▶ Task prompt: Below is a listing; write it out exactly and drop any images from it.

▶ Information given:
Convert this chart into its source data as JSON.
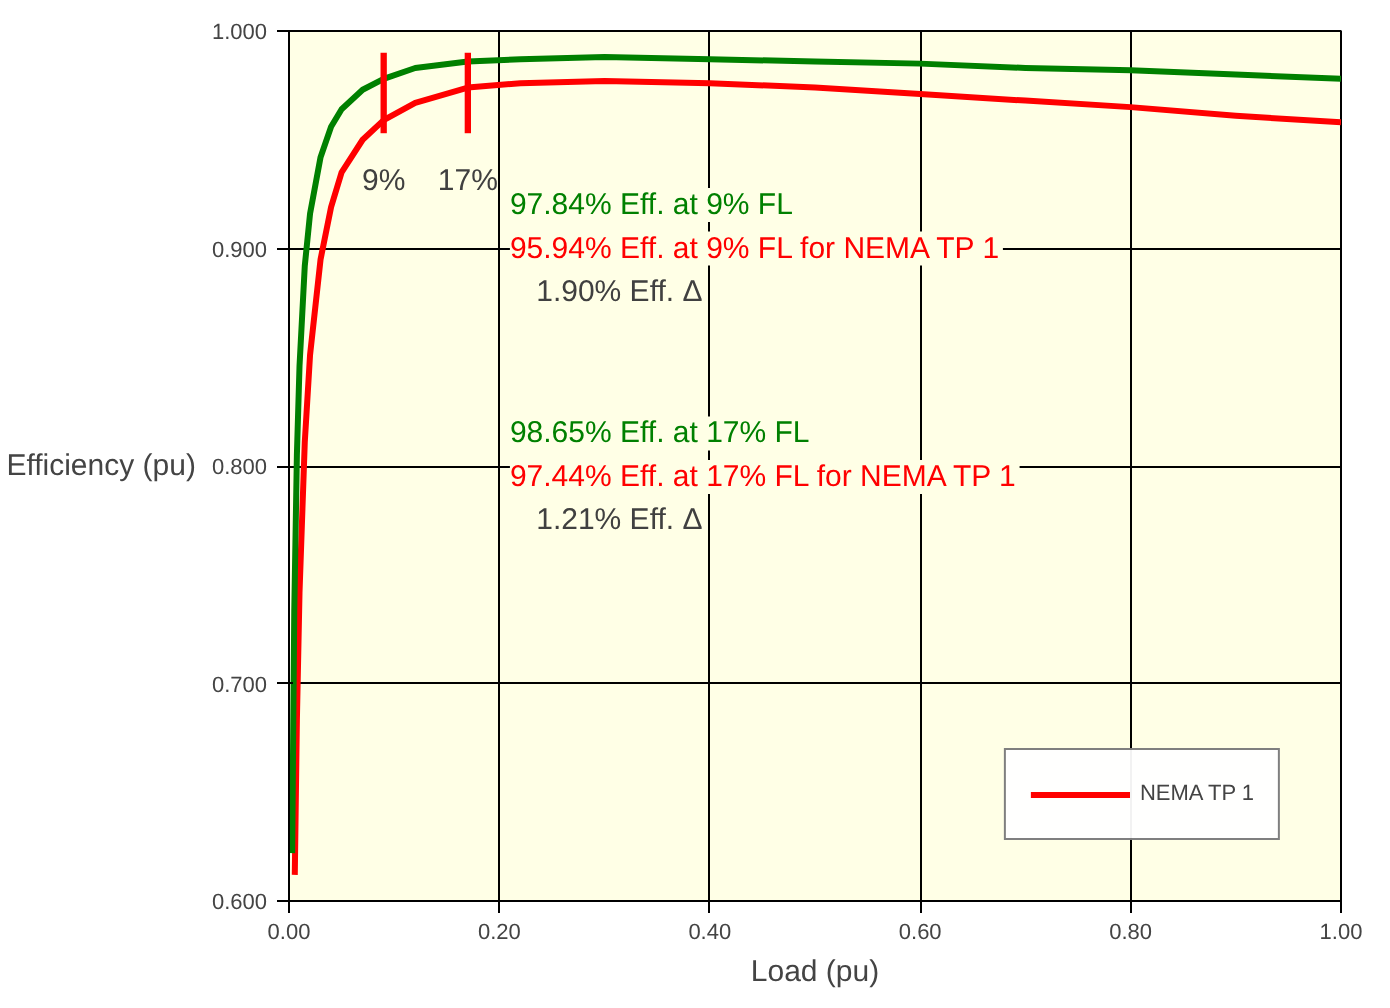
{
  "chart_data": {
    "type": "line",
    "xlabel": "Load (pu)",
    "ylabel": "Efficiency (pu)",
    "xlim": [
      0,
      1
    ],
    "ylim": [
      0.6,
      1.0
    ],
    "xticks": [
      {
        "value": 0,
        "label": "0.00"
      },
      {
        "value": 0.2,
        "label": "0.20"
      },
      {
        "value": 0.4,
        "label": "0.40"
      },
      {
        "value": 0.6,
        "label": "0.60"
      },
      {
        "value": 0.8,
        "label": "0.80"
      },
      {
        "value": 1,
        "label": "1.00"
      }
    ],
    "yticks": [
      {
        "value": 0.6,
        "label": "0.600"
      },
      {
        "value": 0.7,
        "label": "0.700"
      },
      {
        "value": 0.8,
        "label": "0.800"
      },
      {
        "value": 0.9,
        "label": "0.900"
      },
      {
        "value": 1.0,
        "label": "1.000"
      }
    ],
    "grid": true,
    "legend": "bottom right",
    "marker": "none",
    "line_style": "solid",
    "series": [
      {
        "name": "NEMA TP 1",
        "color": "#ff0000",
        "x": [
          0.0055,
          0.0075,
          0.01,
          0.015,
          0.02,
          0.03,
          0.04,
          0.05,
          0.07,
          0.09,
          0.12,
          0.17,
          0.22,
          0.3,
          0.4,
          0.5,
          0.6,
          0.7,
          0.8,
          0.9,
          1.0
        ],
        "values": [
          0.612,
          0.683,
          0.742,
          0.811,
          0.851,
          0.895,
          0.919,
          0.935,
          0.95,
          0.959,
          0.967,
          0.974,
          0.976,
          0.977,
          0.976,
          0.974,
          0.971,
          0.968,
          0.965,
          0.961,
          0.958
        ]
      },
      {
        "color": "#008000",
        "x": [
          0.003,
          0.005,
          0.0075,
          0.01,
          0.015,
          0.02,
          0.03,
          0.04,
          0.05,
          0.07,
          0.09,
          0.12,
          0.17,
          0.22,
          0.3,
          0.4,
          0.5,
          0.6,
          0.7,
          0.8,
          0.9,
          1.0
        ],
        "values": [
          0.622,
          0.733,
          0.805,
          0.846,
          0.892,
          0.916,
          0.942,
          0.956,
          0.964,
          0.973,
          0.978,
          0.983,
          0.986,
          0.987,
          0.988,
          0.987,
          0.986,
          0.985,
          0.983,
          0.982,
          0.98,
          0.978
        ]
      },
      {
        "type": "bar",
        "color": "#ff0000",
        "x": [
          0.09,
          0.17
        ],
        "base": [
          0.953,
          0.953
        ],
        "values": [
          0.037,
          0.037
        ]
      }
    ],
    "annotations": [
      {
        "text": "9%",
        "x": 0.09,
        "y": 0.953
      },
      {
        "text": "17%",
        "x": 0.17,
        "y": 0.953
      },
      "97.84% Eff. at 9% FL",
      "95.94% Eff. at 9% FL for NEMA TP 1",
      "1.90% Eff. Δ",
      "98.65% Eff. at 17% FL",
      "97.44% Eff. at 17% FL for NEMA TP 1",
      "1.21% Eff. Δ"
    ]
  }
}
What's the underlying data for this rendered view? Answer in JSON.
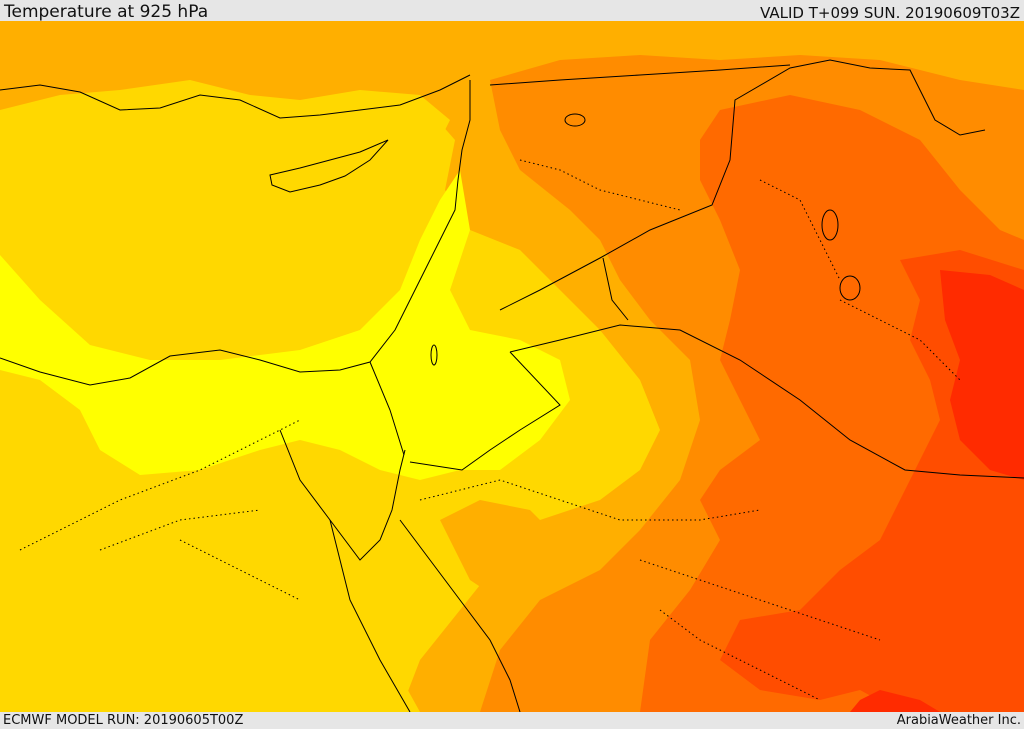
{
  "header": {
    "title": "Temperature at 925 hPa",
    "valid": "VALID T+099 SUN. 20190609T03Z"
  },
  "footer": {
    "run": "ECMWF MODEL RUN: 20190605T00Z",
    "credit": "ArabiaWeather Inc."
  },
  "palette": {
    "pale_yellow": "#ffff00",
    "yellow": "#ffd800",
    "light_orange": "#ffaf00",
    "orange": "#ff8c00",
    "dark_orange": "#ff6a00",
    "red_orange": "#ff4d00",
    "red": "#ff2b00"
  }
}
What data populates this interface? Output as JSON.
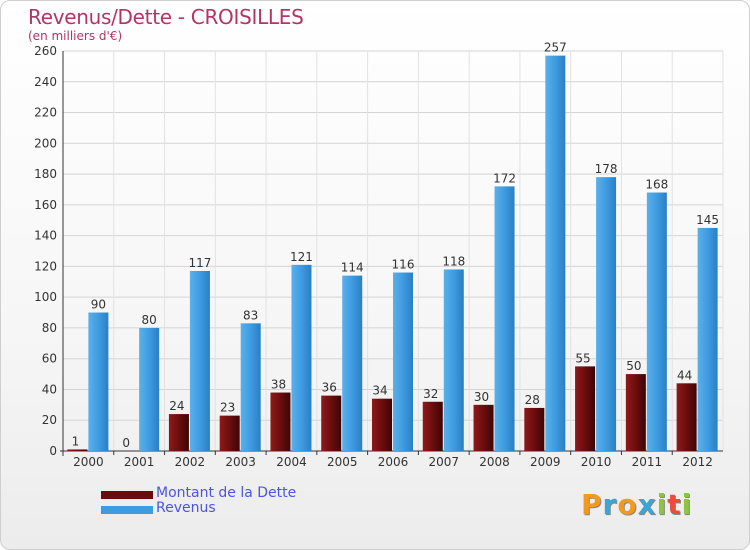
{
  "header": {
    "title": "Revenus/Dette - CROISILLES",
    "subtitle": "(en milliers d'€)"
  },
  "brand": {
    "letters": [
      "P",
      "r",
      "o",
      "x",
      "i",
      "t",
      "i"
    ],
    "colors": [
      "#f29a1f",
      "#3aa6d8",
      "#f29a1f",
      "#3aa6d8",
      "#8cc63f",
      "#e84e3b",
      "#8cc63f"
    ]
  },
  "legend": {
    "items": [
      {
        "label": "Montant de la Dette",
        "color": "#6b0d0d"
      },
      {
        "label": "Revenus",
        "color": "#3f9be0"
      }
    ]
  },
  "chart_data": {
    "type": "bar",
    "title": "Revenus/Dette - CROISILLES",
    "subtitle": "(en milliers d'€)",
    "xlabel": "",
    "ylabel": "",
    "ylim": [
      0,
      260
    ],
    "yticks": [
      0,
      20,
      40,
      60,
      80,
      100,
      120,
      140,
      160,
      180,
      200,
      220,
      240,
      260
    ],
    "grid": true,
    "legend_position": "bottom-left",
    "categories": [
      "2000",
      "2001",
      "2002",
      "2003",
      "2004",
      "2005",
      "2006",
      "2007",
      "2008",
      "2009",
      "2010",
      "2011",
      "2012"
    ],
    "series": [
      {
        "name": "Montant de la Dette",
        "color": "#6b0d0d",
        "values": [
          1,
          0,
          24,
          23,
          38,
          36,
          34,
          32,
          30,
          28,
          55,
          50,
          44
        ]
      },
      {
        "name": "Revenus",
        "color": "#3f9be0",
        "values": [
          90,
          80,
          117,
          83,
          121,
          114,
          116,
          118,
          172,
          257,
          178,
          168,
          145
        ]
      }
    ]
  }
}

▶ Result of the task:
Convert this chart into its source data as JSON.
{
  "chart_data": {
    "type": "line",
    "xlabel": "Load (pu)",
    "ylabel": "Efficiency (pu)",
    "xlim": [
      0,
      1
    ],
    "ylim": [
      0.6,
      1.0
    ],
    "xticks": [
      {
        "value": 0,
        "label": "0.00"
      },
      {
        "value": 0.2,
        "label": "0.20"
      },
      {
        "value": 0.4,
        "label": "0.40"
      },
      {
        "value": 0.6,
        "label": "0.60"
      },
      {
        "value": 0.8,
        "label": "0.80"
      },
      {
        "value": 1,
        "label": "1.00"
      }
    ],
    "yticks": [
      {
        "value": 0.6,
        "label": "0.600"
      },
      {
        "value": 0.7,
        "label": "0.700"
      },
      {
        "value": 0.8,
        "label": "0.800"
      },
      {
        "value": 0.9,
        "label": "0.900"
      },
      {
        "value": 1.0,
        "label": "1.000"
      }
    ],
    "grid": true,
    "legend": "bottom right",
    "marker": "none",
    "line_style": "solid",
    "series": [
      {
        "name": "NEMA TP 1",
        "color": "#ff0000",
        "x": [
          0.0055,
          0.0075,
          0.01,
          0.015,
          0.02,
          0.03,
          0.04,
          0.05,
          0.07,
          0.09,
          0.12,
          0.17,
          0.22,
          0.3,
          0.4,
          0.5,
          0.6,
          0.7,
          0.8,
          0.9,
          1.0
        ],
        "values": [
          0.612,
          0.683,
          0.742,
          0.811,
          0.851,
          0.895,
          0.919,
          0.935,
          0.95,
          0.959,
          0.967,
          0.974,
          0.976,
          0.977,
          0.976,
          0.974,
          0.971,
          0.968,
          0.965,
          0.961,
          0.958
        ]
      },
      {
        "color": "#008000",
        "x": [
          0.003,
          0.005,
          0.0075,
          0.01,
          0.015,
          0.02,
          0.03,
          0.04,
          0.05,
          0.07,
          0.09,
          0.12,
          0.17,
          0.22,
          0.3,
          0.4,
          0.5,
          0.6,
          0.7,
          0.8,
          0.9,
          1.0
        ],
        "values": [
          0.622,
          0.733,
          0.805,
          0.846,
          0.892,
          0.916,
          0.942,
          0.956,
          0.964,
          0.973,
          0.978,
          0.983,
          0.986,
          0.987,
          0.988,
          0.987,
          0.986,
          0.985,
          0.983,
          0.982,
          0.98,
          0.978
        ]
      },
      {
        "type": "bar",
        "color": "#ff0000",
        "x": [
          0.09,
          0.17
        ],
        "base": [
          0.953,
          0.953
        ],
        "values": [
          0.037,
          0.037
        ]
      }
    ],
    "annotations": [
      {
        "text": "9%",
        "x": 0.09,
        "y": 0.953
      },
      {
        "text": "17%",
        "x": 0.17,
        "y": 0.953
      },
      "97.84% Eff. at 9% FL",
      "95.94% Eff. at 9% FL for NEMA TP 1",
      "1.90% Eff. Δ",
      "98.65% Eff. at 17% FL",
      "97.44% Eff. at 17% FL for NEMA TP 1",
      "1.21% Eff. Δ"
    ]
  }
}
What's the underlying data for this rendered view? Answer in JSON.
{
  "header": {
    "title": "Temperature at 925 hPa",
    "valid": "VALID T+099 SUN. 20190609T03Z"
  },
  "footer": {
    "run": "ECMWF MODEL RUN: 20190605T00Z",
    "credit": "ArabiaWeather Inc."
  },
  "palette": {
    "pale_yellow": "#ffff00",
    "yellow": "#ffd800",
    "light_orange": "#ffaf00",
    "orange": "#ff8c00",
    "dark_orange": "#ff6a00",
    "red_orange": "#ff4d00",
    "red": "#ff2b00"
  }
}
What data populates this interface? Output as JSON.
{
  "header": {
    "title": "Revenus/Dette - CROISILLES",
    "subtitle": "(en milliers d'€)"
  },
  "brand": {
    "letters": [
      "P",
      "r",
      "o",
      "x",
      "i",
      "t",
      "i"
    ],
    "colors": [
      "#f29a1f",
      "#3aa6d8",
      "#f29a1f",
      "#3aa6d8",
      "#8cc63f",
      "#e84e3b",
      "#8cc63f"
    ]
  },
  "legend": {
    "items": [
      {
        "label": "Montant de la Dette",
        "color": "#6b0d0d"
      },
      {
        "label": "Revenus",
        "color": "#3f9be0"
      }
    ]
  },
  "chart_data": {
    "type": "bar",
    "title": "Revenus/Dette - CROISILLES",
    "subtitle": "(en milliers d'€)",
    "xlabel": "",
    "ylabel": "",
    "ylim": [
      0,
      260
    ],
    "yticks": [
      0,
      20,
      40,
      60,
      80,
      100,
      120,
      140,
      160,
      180,
      200,
      220,
      240,
      260
    ],
    "grid": true,
    "legend_position": "bottom-left",
    "categories": [
      "2000",
      "2001",
      "2002",
      "2003",
      "2004",
      "2005",
      "2006",
      "2007",
      "2008",
      "2009",
      "2010",
      "2011",
      "2012"
    ],
    "series": [
      {
        "name": "Montant de la Dette",
        "color": "#6b0d0d",
        "values": [
          1,
          0,
          24,
          23,
          38,
          36,
          34,
          32,
          30,
          28,
          55,
          50,
          44
        ]
      },
      {
        "name": "Revenus",
        "color": "#3f9be0",
        "values": [
          90,
          80,
          117,
          83,
          121,
          114,
          116,
          118,
          172,
          257,
          178,
          168,
          145
        ]
      }
    ]
  }
}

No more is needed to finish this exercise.